**REQUESTS:**
1) Pull out each line of the listing that contains the word "vehicle".
2) Pick up the article on the Carla Bley album Trios and keep writing from its final sentence.

**DOCUMENT:**
Studio album by Carla Bley / Andy Sheppard / Steve Swallow
- Released: September 6, 2013
- Recorded: April 2013
- Genre: Jazz
- Length: 56:14
- Labels: ECM ECM 2287
- Producer: Manfred Eicher

Carla Bley chronology
| Carla's Christmas Carols (2009) | Trios (2013) | Andando el Tiempo (2016) |

= Trios (Carla Bley album) =

Trios is an album by American composer and pianist Carla Bley with saxophonist Andy Sheppard and bass guitarist Steve Swallow, recorded in April 2013 and released on ECM later that year. This was the first occasion on which these longtime collaborators had worked as a trio since 1994's Songs with Legs.

==Reception==

The AllMusic review by Thom Jurek awarded the album 4 stars and stated "Trios offers more than just re-arrangements of some of Bley's classic tunes with a smaller group; it portrays how timeless she is as an artist, and just how integral is her role in the development of modern creative jazz."

Writing in The Guardian, John Fordham observed "As the almost 20-year-old partnership between composer/pianist Carla Bley, bass guitarist Steve Swallow and British saxist Andy Sheppard has evolved, Bley the reluctant pianist has grown more assured, and the tonally subtle Sheppard more minimal, while Swallow holds the music in shape with his flawlessly purring lines."

**TASK INPUT:**
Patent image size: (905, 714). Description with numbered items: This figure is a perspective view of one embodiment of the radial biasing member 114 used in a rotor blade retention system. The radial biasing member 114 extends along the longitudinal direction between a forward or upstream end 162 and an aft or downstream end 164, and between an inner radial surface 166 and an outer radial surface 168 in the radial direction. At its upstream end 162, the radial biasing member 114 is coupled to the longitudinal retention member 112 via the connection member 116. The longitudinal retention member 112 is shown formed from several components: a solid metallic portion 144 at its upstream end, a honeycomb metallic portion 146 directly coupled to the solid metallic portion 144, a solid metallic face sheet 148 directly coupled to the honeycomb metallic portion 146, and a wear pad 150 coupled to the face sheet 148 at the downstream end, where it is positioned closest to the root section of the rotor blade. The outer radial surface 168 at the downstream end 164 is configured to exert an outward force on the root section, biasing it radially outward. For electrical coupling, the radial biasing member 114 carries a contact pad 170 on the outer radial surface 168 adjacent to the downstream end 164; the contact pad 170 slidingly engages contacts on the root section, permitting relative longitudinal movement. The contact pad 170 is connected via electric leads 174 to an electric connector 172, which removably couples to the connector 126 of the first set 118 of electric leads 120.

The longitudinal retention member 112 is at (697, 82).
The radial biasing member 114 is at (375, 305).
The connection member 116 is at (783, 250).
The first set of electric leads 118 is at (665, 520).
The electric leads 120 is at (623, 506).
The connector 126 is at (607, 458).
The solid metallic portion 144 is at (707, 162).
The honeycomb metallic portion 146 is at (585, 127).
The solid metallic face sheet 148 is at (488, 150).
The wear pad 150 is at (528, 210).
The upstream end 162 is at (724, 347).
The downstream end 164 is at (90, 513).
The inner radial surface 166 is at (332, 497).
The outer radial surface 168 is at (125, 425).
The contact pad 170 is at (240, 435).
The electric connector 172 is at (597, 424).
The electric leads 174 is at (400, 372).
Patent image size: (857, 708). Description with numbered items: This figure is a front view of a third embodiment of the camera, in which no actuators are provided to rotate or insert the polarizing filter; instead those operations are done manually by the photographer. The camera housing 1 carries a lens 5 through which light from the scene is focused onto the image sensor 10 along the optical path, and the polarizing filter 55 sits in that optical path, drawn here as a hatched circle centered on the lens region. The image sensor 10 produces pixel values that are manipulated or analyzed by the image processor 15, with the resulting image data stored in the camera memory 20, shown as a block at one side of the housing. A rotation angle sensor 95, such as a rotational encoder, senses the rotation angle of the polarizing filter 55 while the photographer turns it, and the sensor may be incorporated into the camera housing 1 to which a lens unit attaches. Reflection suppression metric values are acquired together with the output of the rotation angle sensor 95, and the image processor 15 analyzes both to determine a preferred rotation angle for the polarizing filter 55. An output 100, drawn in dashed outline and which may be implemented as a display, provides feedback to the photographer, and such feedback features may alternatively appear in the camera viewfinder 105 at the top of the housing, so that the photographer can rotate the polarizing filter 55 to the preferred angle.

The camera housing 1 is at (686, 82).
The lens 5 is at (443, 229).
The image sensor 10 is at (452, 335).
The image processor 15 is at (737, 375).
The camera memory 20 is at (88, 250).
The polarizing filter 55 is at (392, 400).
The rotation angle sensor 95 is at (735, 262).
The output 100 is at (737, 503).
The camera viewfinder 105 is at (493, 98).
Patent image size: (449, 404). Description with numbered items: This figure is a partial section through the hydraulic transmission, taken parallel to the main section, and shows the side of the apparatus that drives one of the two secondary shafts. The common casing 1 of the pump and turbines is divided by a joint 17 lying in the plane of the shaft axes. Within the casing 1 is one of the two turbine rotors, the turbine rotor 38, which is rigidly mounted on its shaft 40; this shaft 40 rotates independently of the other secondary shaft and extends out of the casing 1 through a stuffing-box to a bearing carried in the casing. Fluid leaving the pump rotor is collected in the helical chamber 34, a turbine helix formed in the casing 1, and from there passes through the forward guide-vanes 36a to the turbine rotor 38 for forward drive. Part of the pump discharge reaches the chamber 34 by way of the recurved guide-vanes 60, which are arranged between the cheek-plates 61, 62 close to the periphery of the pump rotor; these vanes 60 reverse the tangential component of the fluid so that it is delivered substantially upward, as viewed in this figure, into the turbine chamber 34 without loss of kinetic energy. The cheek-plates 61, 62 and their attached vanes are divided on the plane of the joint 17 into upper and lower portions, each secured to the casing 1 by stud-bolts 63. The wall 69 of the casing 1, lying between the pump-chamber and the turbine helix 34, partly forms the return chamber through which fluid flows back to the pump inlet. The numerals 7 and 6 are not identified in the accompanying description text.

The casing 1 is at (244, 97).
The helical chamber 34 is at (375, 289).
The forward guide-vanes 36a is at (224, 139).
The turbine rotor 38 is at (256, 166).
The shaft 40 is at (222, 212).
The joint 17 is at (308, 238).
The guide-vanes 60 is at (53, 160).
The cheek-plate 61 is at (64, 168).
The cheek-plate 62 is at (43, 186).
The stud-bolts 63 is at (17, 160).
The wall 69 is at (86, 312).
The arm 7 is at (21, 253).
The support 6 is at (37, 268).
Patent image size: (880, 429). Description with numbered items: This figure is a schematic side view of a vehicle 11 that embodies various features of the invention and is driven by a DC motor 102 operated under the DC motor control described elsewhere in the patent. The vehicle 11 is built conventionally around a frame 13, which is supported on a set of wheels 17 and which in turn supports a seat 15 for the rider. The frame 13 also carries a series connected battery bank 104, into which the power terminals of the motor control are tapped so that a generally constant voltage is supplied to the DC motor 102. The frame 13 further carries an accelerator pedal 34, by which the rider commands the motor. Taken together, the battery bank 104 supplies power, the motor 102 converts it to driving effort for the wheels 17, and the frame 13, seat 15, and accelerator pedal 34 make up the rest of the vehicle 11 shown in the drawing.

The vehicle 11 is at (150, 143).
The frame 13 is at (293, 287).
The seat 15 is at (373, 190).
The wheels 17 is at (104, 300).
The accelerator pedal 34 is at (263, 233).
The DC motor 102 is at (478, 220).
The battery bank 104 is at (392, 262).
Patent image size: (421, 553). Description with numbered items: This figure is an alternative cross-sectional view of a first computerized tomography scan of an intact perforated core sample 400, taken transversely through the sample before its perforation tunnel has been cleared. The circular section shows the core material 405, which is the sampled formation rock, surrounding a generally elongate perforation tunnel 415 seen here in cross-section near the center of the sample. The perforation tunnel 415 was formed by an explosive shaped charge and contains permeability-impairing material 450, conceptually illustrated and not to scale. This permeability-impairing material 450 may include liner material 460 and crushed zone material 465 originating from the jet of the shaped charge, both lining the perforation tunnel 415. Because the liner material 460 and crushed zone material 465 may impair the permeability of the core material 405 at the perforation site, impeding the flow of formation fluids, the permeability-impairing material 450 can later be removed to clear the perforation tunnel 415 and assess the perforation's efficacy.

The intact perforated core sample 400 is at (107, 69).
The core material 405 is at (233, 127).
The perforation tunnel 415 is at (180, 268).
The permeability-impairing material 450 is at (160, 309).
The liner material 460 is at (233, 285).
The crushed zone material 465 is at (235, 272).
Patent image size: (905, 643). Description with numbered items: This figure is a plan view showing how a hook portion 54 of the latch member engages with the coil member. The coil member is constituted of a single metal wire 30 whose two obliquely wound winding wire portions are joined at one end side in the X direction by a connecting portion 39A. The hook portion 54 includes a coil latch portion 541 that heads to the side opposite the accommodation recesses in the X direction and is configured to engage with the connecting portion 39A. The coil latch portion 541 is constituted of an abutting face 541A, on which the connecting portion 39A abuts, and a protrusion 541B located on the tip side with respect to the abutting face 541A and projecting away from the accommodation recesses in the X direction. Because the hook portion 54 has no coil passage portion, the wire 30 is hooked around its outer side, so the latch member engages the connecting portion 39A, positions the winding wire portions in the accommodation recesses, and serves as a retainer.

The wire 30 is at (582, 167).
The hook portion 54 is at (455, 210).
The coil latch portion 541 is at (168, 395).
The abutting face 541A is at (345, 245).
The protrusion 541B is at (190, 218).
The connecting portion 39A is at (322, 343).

**EXPECTED OUTPUTS:**
1)
Patent image size: (880, 429). Description with numbered items: This figure is a schematic side view of a vehicle 11 that embodies various features of the invention and is driven by a DC motor 102 operated under the DC motor control described elsewhere in the patent. The vehicle 11 is built conventionally around a frame 13, which is supported on a set of wheels 17 and which in turn supports a seat 15 for the rider. The frame 13 also carries a series connected battery bank 104, into which the power terminals of the motor control are tapped so that a generally constant voltage is supplied to the DC motor 102. The frame 13 further carries an accelerator pedal 34, by which the rider commands the motor. Taken together, the battery bank 104 supplies power, the motor 102 converts it to driving effort for the wheels 17, and the frame 13, seat 15, and accelerator pedal 34 make up the rest of the vehicle 11 shown in the drawing.
The vehicle 11 is at (150, 143).

2)
The All About Jazz review by John Kelman said that "Without muss or fuss, Bley, Swallow and Sheppard have, with Trios, created that most perfect of chamber records, filled with shrewd surprises and a delicate dramaturgy that reveals itself further with each and every listen" Another review by Sammy Stein stated "Some of the tunes are familiar as Bley has recorded them before, but here they are given a new life, energy and subtle changes of interpretation. The communication between players and intensity of the musicians is clear. Simply put, this is great music, well played."

The JazzTimes review by Thomas Conrad said "Carla Bley’s reputation as an important composer and arranger is based on her work with larger ensembles. Trios is a glimpse into her aesthetic world stripped to its barest essentials... No layers are possible, only open-ended implications and the stark designs created by three very different instrumental voices juxtaposed in space."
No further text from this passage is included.